-- START Data listing --

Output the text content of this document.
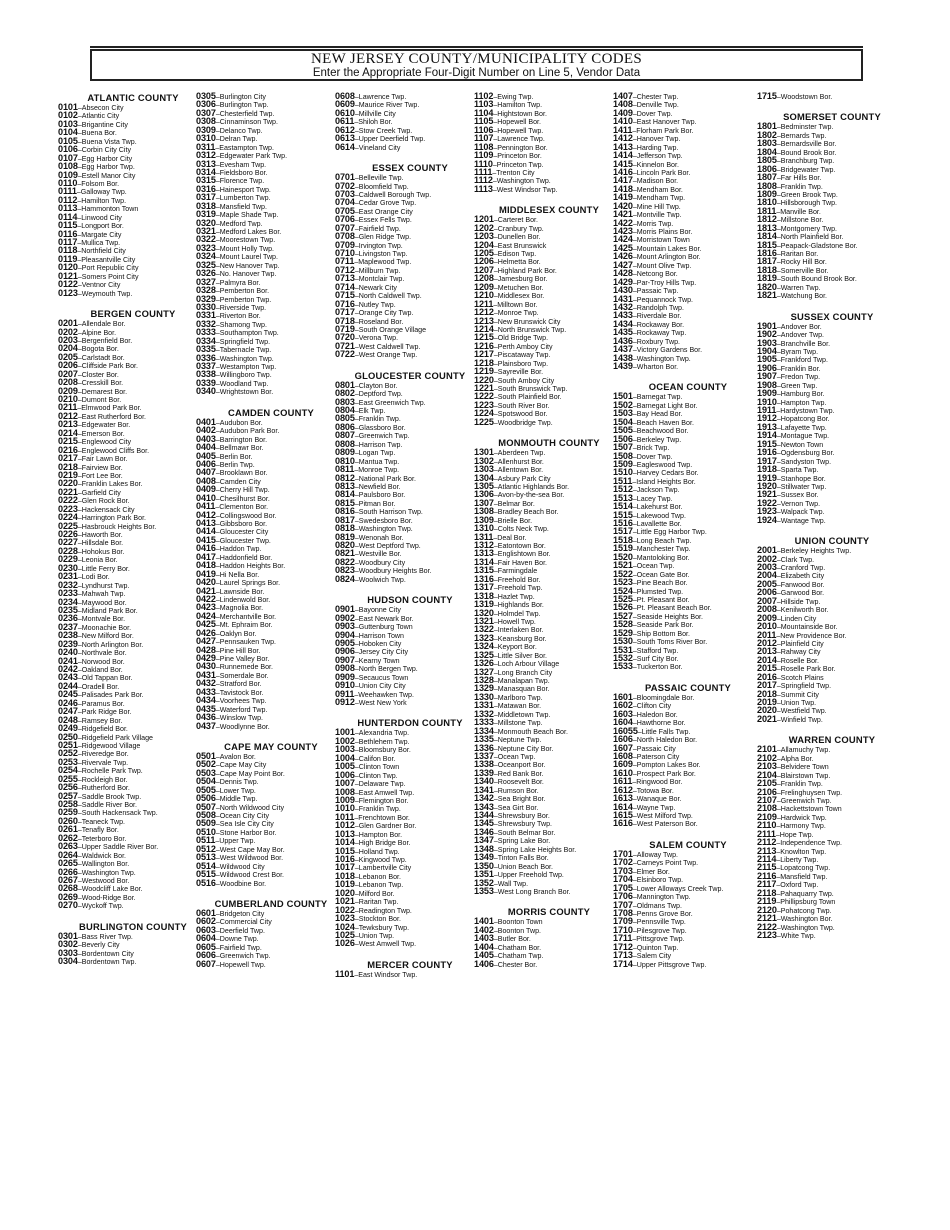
NEW JERSEY COUNTY/MUNICIPALITY CODES
Enter the Appropriate Four-Digit Number on Line 5, Vendor Data
ATLANTIC COUNTY
0101–Absecon City
0102–Atlantic City
0103–Brigantine City
0104–Buena Bor.
0105–Buena Vista Twp.
0106–Corbin City City
0107–Egg Harbor City
0108–Egg Harbor Twp.
0109–Estell Manor City
0110–Folsom Bor.
0111–Galloway Twp.
0112–Hamilton Twp.
0113–Hammonton Town
0114–Linwood City
0115–Longport Bor.
0116–Margate City
0117–Mullica Twp.
0118–Northfield City
0119–Pleasantville City
0120–Port Republic City
0121–Somers Point City
0122–Ventnor City
0123–Weymouth Twp.
BERGEN COUNTY
0201–Allendale Bor.
0202–Alpine Bor.
0203–Bergenfield Bor.
0204–Bogota Bor.
0205–Carlstadt Bor.
0206–Cliffside Park Bor.
0207–Closter Bor.
0208–Cresskill Bor.
0209–Demarest Bor.
0210–Dumont Bor.
0211–Elmwood Park Bor.
0212–East Rutherford Bor.
0213–Edgewater Bor.
0214–Emerson Bor.
0215–Englewood City
0216–Englewood Cliffs Bor.
0217–Fair Lawn Bor.
0218–Fairview Bor.
0219–Fort Lee Bor.
0220–Franklin Lakes Bor.
0221–Garfield City
0222–Glen Rock Bor.
0223–Hackensack City
0224–Harrington Park Bor.
0225–Hasbrouck Heights Bor.
0226–Haworth Bor.
0227–Hillsdale Bor.
0228–Hohokus Bor.
0229–Leonia Bor.
0230–Little Ferry Bor.
0231–Lodi Bor.
0232–Lyndhurst Twp.
0233–Mahwah Twp.
0234–Maywood Bor.
0235–Midland Park Bor.
0236–Montvale Bor.
0237–Moonachie Bor.
0238–New Milford Bor.
0239–North Arlington Bor.
0240–Northvale Bor.
0241–Norwood Bor.
0242–Oakland Bor.
0243–Old Tappan Bor.
0244–Oradell Bor.
0245–Palisades Park Bor.
0246–Paramus Bor.
0247–Park Ridge Bor.
0248–Ramsey Bor.
0249–Ridgefield Bor.
0250–Ridgefield Park Village
0251–Ridgewood Village
0252–Riveredge Bor.
0253–Rivervale Twp.
0254–Rochelle Park Twp.
0255–Rockleigh Bor.
0256–Rutherford Bor.
0257–Saddle Brook Twp.
0258–Saddle River Bor.
0259–South Hackensack Twp.
0260–Teaneck Twp.
0261–Tenafly Bor.
0262–Teterboro Bor.
0263–Upper Saddle River Bor.
0264–Waldwick Bor.
0265–Wallington Bor.
0266–Washington Twp.
0267–Westwood Bor.
0268–Woodcliff Lake Bor.
0269–Wood-Ridge Bor.
0270–Wyckoff Twp.
BURLINGTON COUNTY
0301–Bass River Twp.
0302–Beverly City
0303–Bordentown City
0304–Bordentown Twp.
0305–Burlington City
0306–Burlington Twp.
0307–Chesterfield Twp.
0308–Cinnaminson Twp.
0309–Delanco Twp.
0310–Delran Twp.
0311–Eastampton Twp.
0312–Edgewater Park Twp.
0313–Evesham Twp.
0314–Fieldsboro Bor.
0315–Florence Twp.
0316–Hainesport Twp.
0317–Lumberton Twp.
0318–Mansfield Twp.
0319–Maple Shade Twp.
0320–Medford Twp.
0321–Medford Lakes Bor.
0322–Moorestown Twp.
0323–Mount Holly Twp.
0324–Mount Laurel Twp.
0325–New Hanover Twp.
0326–No. Hanover Twp.
0327–Palmyra Bor.
0328–Pemberton Bor.
0329–Pemberton Twp.
0330–Riverside Twp.
0331–Riverton Bor.
0332–Shamong Twp.
0333–Southampton Twp.
0334–Springfield Twp.
0335–Tabernacle Twp.
0336–Washington Twp.
0337–Westampton Twp.
0338–Willingboro Twp.
0339–Woodland Twp.
0340–Wrightstown Bor.
CAMDEN COUNTY
0401–Audubon Bor.
0402–Audubon Park Bor.
0403–Barrington Bor.
0404–Bellmawr Bor.
0405–Berlin Bor.
0406–Berlin Twp.
0407–Brooklawn Bor.
0408–Camden City
0409–Cherry Hill Twp.
0410–Chesilhurst Bor.
0411–Clementon Bor.
0412–Collingswood Bor.
0413–Gibbsboro Bor.
0414–Gloucester City
0415–Gloucester Twp.
0416–Haddon Twp.
0417–Haddonfield Bor.
0418–Haddon Heights Bor.
0419–Hi Nella Bor.
0420–Laurel Springs Bor.
0421–Lawnside Bor.
0422–Lindenwold Bor.
0423–Magnolia Bor.
0424–Merchantville Bor.
0425–Mt. Ephraim Bor.
0426–Oaklyn Bor.
0427–Pennsauken Twp.
0428–Pine Hill Bor.
0429–Pine Valley Bor.
0430–Runnemede Bor.
0431–Somerdale Bor.
0432–Stratford Bor.
0433–Tavistock Bor.
0434–Voorhees Twp.
0435–Waterford Twp.
0436–Winslow Twp.
0437–Woodlynne Bor.
CAPE MAY COUNTY
0501–Avalon Bor.
0502–Cape May City
0503–Cape May Point Bor.
0504–Dennis Twp.
0505–Lower Twp.
0506–Middle Twp.
0507–North Wildwood City
0508–Ocean City City
0509–Sea Isle City City
0510–Stone Harbor Bor.
0511–Upper Twp.
0512–West Cape May Bor.
0513–West Wildwood Bor.
0514–Wildwood City
0515–Wildwood Crest Bor.
0516–Woodbine Bor.
CUMBERLAND COUNTY
0601–Bridgeton City
0602–Commercial City
0603–Deerfield Twp.
0604–Downe Twp.
0605–Fairfield Twp.
0606–Greenwich Twp.
0607–Hopewell Twp.
0608–Lawrence Twp.
0609–Maurice River Twp.
0610–Millville City
0611–Shiloh Bor.
0612–Stow Creek Twp.
0613–Upper Deerfield Twp.
0614–Vineland City
ESSEX COUNTY
0701–Belleville Twp.
0702–Bloomfield Twp.
0703–Caldwell Borough Twp.
0704–Cedar Grove Twp.
0705–East Orange City
0706–Essex Fells Twp.
0707–Fairfield Twp.
0708–Glen Ridge Twp.
0709–Irvington Twp.
0710–Livingston Twp.
0711–Maplewood Twp.
0712–Millburn Twp.
0713–Montclair Twp.
0714–Newark City
0715–North Caldwell Twp.
0716–Nutley Twp.
0717–Orange City Twp.
0718–Roseland Bor.
0719–South Orange Village
0720–Verona Twp.
0721–West Caldwell Twp.
0722–West Orange Twp.
GLOUCESTER COUNTY
0801–Clayton Bor.
0802–Deptford Twp.
0803–East Greenwich Twp.
0804–Elk Twp.
0805–Franklin Twp.
0806–Glassboro Bor.
0807–Greenwich Twp.
0808–Harrison Twp.
0809–Logan Twp.
0810–Mantua Twp.
0811–Monroe Twp.
0812–National Park Bor.
0813–Newfield Bor.
0814–Paulsboro Bor.
0815–Pitman Bor.
0816–South Harrison Twp.
0817–Swedesboro Bor.
0818–Washington Twp.
0819–Wenonah Bor.
0820–West Deptford Twp.
0821–Westville Bor.
0822–Woodbury City
0823–Woodbury Heights Bor.
0824–Woolwich Twp.
HUDSON COUNTY
0901–Bayonne City
0902–East Newark Bor.
0903–Guttenburg Town
0904–Harrison Town
0905–Hoboken City
0906–Jersey City City
0907–Kearny Town
0908–North Bergen Twp.
0909–Secaucus Town
0910–Union City City
0911–Weehawken Twp.
0912–West New York
HUNTERDON COUNTY
1001–Alexandria Twp.
1002–Bethlehem Twp.
1003–Bloomsbury Bor.
1004–Califon Bor.
1005–Clinton Town
1006–Clinton Twp.
1007–Delaware Twp.
1008–East Amwell Twp.
1009–Flemington Bor.
1010–Franklin Twp.
1011–Frenchtown Bor.
1012–Glen Gardner Bor.
1013–Hampton Bor.
1014–High Bridge Bor.
1015–Holland Twp.
1016–Kingwood Twp.
1017–Lambertville City
1018–Lebanon Bor.
1019–Lebanon Twp.
1020–Milford Bor.
1021–Raritan Twp.
1022–Readington Twp.
1023–Stockton Bor.
1024–Tewksbury Twp.
1025–Union Twp.
1026–West Amwell Twp.
MERCER COUNTY
1101–East Windsor Twp.
1102–Ewing Twp.
1103–Hamilton Twp.
1104–Hightstown Bor.
1105–Hopewell Bor.
1106–Hopewell Twp.
1107–Lawrence Twp.
1108–Pennington Bor.
1109–Princeton Bor.
1110–Princeton Twp.
1111–Trenton City
1112–Washington Twp.
1113–West Windsor Twp.
MIDDLESEX COUNTY
1201–Carteret Bor.
1202–Cranbury Twp.
1203–Dunellen Bor.
1204–East Brunswick
1205–Edison Twp.
1206–Helmetta Bor.
1207–Highland Park Bor.
1208–Jamesburg Bor.
1209–Metuchen Bor.
1210–Middlesex Bor.
1211–Milltown Bor.
1212–Monroe Twp.
1213–New Brunswick City
1214–North Brunswick Twp.
1215–Old Bridge Twp.
1216–Perth Amboy City
1217–Piscataway Twp.
1218–Plainsboro Twp.
1219–Sayreville Bor.
1220–South Amboy City
1221–South Brunswick Twp.
1222–South Plainfield Bor.
1223–South River Bor.
1224–Spotswood Bor.
1225–Woodbridge Twp.
MONMOUTH COUNTY
1301–Aberdeen Twp.
1302–Allenhurst Bor.
1303–Allentown Bor.
1304–Asbury Park City
1305–Atlantic Highlands Bor.
1306–Avon-by-the-sea Bor.
1307–Belmar Bor.
1308–Bradley Beach Bor.
1309–Brielle Bor.
1310–Colts Neck Twp.
1311–Deal Bor.
1312–Eatontown Bor.
1313–Englishtown Bor.
1314–Fair Haven Bor.
1315–Farmingdale
1316–Freehold Bor.
1317–Freehold Twp.
1318–Hazlet Twp.
1319–Highlands Bor.
1320–Holmdel Twp.
1321–Howell Twp.
1322–Interlaken Bor.
1323–Keansburg Bor.
1324–Keyport Bor.
1325–Little Silver Bor.
1326–Loch Arbour Village
1327–Long Branch City
1328–Manalapan Twp.
1329–Manasquan Bor.
1330–Marlboro Twp.
1331–Matawan Bor.
1332–Middletown Twp.
1333–Millstone Twp.
1334–Monmouth Beach Bor.
1335–Neptune Twp.
1336–Neptune City Bor.
1337–Ocean Twp.
1338–Oceanport Bor.
1339–Red Bank Bor.
1340–Roosevelt Bor.
1341–Rumson Bor.
1342–Sea Bright Bor.
1343–Sea Girt Bor.
1344–Shrewsbury Bor.
1345–Shrewsbury Twp.
1346–South Belmar Bor.
1347–Spring Lake Bor.
1348–Spring Lake Heights Bor.
1349–Tinton Falls Bor.
1350–Union Beach Bor.
1351–Upper Freehold Twp.
1352–Wall Twp.
1353–West Long Branch Bor.
MORRIS COUNTY
1401–Boonton Town
1402–Boonton Twp.
1403–Butler Bor.
1404–Chatham Bor.
1405–Chatham Twp.
1406–Chester Bor.
1407–Chester Twp.
1408–Denville Twp.
1409–Dover Twp.
1410–East Hanover Twp.
1411–Florham Park Bor.
1412–Hanover Twp.
1413–Harding Twp.
1414–Jefferson Twp.
1415–Kinnelon Bor.
1416–Lincoln Park Bor.
1417–Madison Bor.
1418–Mendham Bor.
1419–Mendham Twp.
1420–Mine Hill Twp.
1421–Montville Twp.
1422–Morris Twp.
1423–Morris Plains Bor.
1424–Morristown Town
1425–Mountain Lakes Bor.
1426–Mount Arlington Bor.
1427–Mount Olive Twp.
1428–Netcong Bor.
1429–Par-Troy Hills Twp.
1430–Passaic Twp.
1431–Pequannock Twp.
1432–Randolph Twp.
1433–Riverdale Bor.
1434–Rockaway Bor.
1435–Rockaway Twp.
1436–Roxbury Twp.
1437–Victory Gardens Bor.
1438–Washington Twp.
1439–Wharton Bor.
OCEAN COUNTY
1501–Barnegat Twp.
1502–Barnegat Light Bor.
1503–Bay Head Bor.
1504–Beach Haven Bor.
1505–Beachwood Bor.
1506–Berkeley Twp.
1507–Brick Twp.
1508–Dover Twp.
1509–Eagleswood Twp.
1510–Harvey Cedars Bor.
1511–Island Heights Bor.
1512–Jackson Twp.
1513–Lacey Twp.
1514–Lakehurst Bor.
1515–Lakewood Twp.
1516–Lavallette Bor.
1517–Little Egg Harbor Twp.
1518–Long Beach Twp.
1519–Manchester Twp.
1520–Mantoloking Bor.
1521–Ocean Twp.
1522–Ocean Gate Bor.
1523–Pine Beach Bor.
1524–Plumsted Twp.
1525–Pt. Pleasant Bor.
1526–Pt. Pleasant Beach Bor.
1527–Seaside Heights Bor.
1528–Seaside Park Bor.
1529–Ship Bottom Bor.
1530–South Toms River Bor.
1531–Stafford Twp.
1532–Surf City Bor.
1533–Tuckerton Bor.
PASSAIC COUNTY
1601–Bloomingdale Bor.
1602–Clifton City
1603–Haledon Bor.
1604–Hawthorne Bor.
16055–Little Falls Twp.
1606–North Haledon Bor.
1607–Passaic City
1608–Paterson City
1609–Pompton Lakes Bor.
1610–Prospect Park Bor.
1611–Ringwood Bor.
1612–Totowa Bor.
1613–Wanaque Bor.
1614–Wayne Twp.
1615–West Milford Twp.
1616–West Paterson Bor.
SALEM COUNTY
1701–Alloway Twp.
1702–Carneys Point Twp.
1703–Elmer Bor.
1704–Elsinboro Twp.
1705–Lower Alloways Creek Twp.
1706–Mannington Twp.
1707–Oldmans Twp.
1708–Penns Grove Bor.
1709–Pennsville Twp.
1710–Pilesgrove Twp.
1711–Pittsgrove Twp.
1712–Quinton Twp.
1713–Salem City
1714–Upper Pittsgrove Twp.
1715–Woodstown Bor.
SOMERSET COUNTY
1801–Bedminster Twp.
1802–Bernards Twp.
1803–Bernardsville Bor.
1804–Bound Brook Bor.
1805–Branchburg Twp.
1806–Bridgewater Twp.
1807–Far Hills Bor.
1808–Franklin Twp.
1809–Green Brook Twp.
1810–Hillsborough Twp.
1811–Manville Bor.
1812–Millstone Bor.
1813–Montgomery Twp.
1814–North Plainfield Bor.
1815–Peapack-Gladstone Bor.
1816–Raritan Bor.
1817–Rocky Hill Bor.
1818–Somerville Bor.
1819–South Bound Brook Bor.
1820–Warren Twp.
1821–Watchung Bor.
SUSSEX COUNTY
1901–Andover Bor.
1902–Andover Twp.
1903–Branchville Bor.
1904–Byram Twp.
1905–Frankford Twp.
1906–Franklin Bor.
1907–Fredon Twp.
1908–Green Twp.
1909–Hamburg Bor.
1910–Hampton Twp.
1911–Hardystown Twp.
1912–Hopatcong Bor.
1913–Lafayette Twp.
1914–Montague Twp.
1915–Newton Town
1916–Ogdensburg Bor.
1917–Sandyston Twp.
1918–Sparta Twp.
1919–Stanhope Bor.
1920–Stillwater Twp.
1921–Sussex Bor.
1922–Vernon Twp.
1923–Walpack Twp.
1924–Wantage Twp.
UNION COUNTY
2001–Berkeley Heights Twp.
2002–Clark Twp.
2003–Cranford Twp.
2004–Elizabeth City
2005–Fanwood Bor.
2006–Garwood Bor.
2007–Hillside Twp.
2008–Kenilworth Bor.
2009–Linden City
2010–Mountainside Bor.
2011–New Providence Bor.
2012–Plainfield City
2013–Rahway City
2014–Roselle Bor.
2015–Roselle Park Bor.
2016–Scotch Plains
2017–Springfield Twp.
2018–Summit City
2019–Union Twp.
2020–Westfield Twp.
2021–Winfield Twp.
WARREN COUNTY
2101–Allamuchy Twp.
2102–Alpha Bor.
2103–Belvidere Town
2104–Blairstown Twp.
2105–Franklin Twp.
2106–Frelinghuysen Twp.
2107–Greenwich Twp.
2108–Hackettstown Town
2109–Hardwick Twp.
2110–Harmony Twp.
2111–Hope Twp.
2112–Independence Twp.
2113–Knowlton Twp.
2114–Liberty Twp.
2115–Lopatcong Twp.
2116–Mansfield Twp.
2117–Oxford Twp.
2118–Pahaquarry Twp.
2119–Phillipsburg Town
2120–Pohatcong Twp.
2121–Washington Bor.
2122–Washington Twp.
2123–White Twp.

-- END Data listing --

• _Exercise task_
Find the lines of the material that hold the word "Haledon" and report their count alone.

• _Completed exercise_
2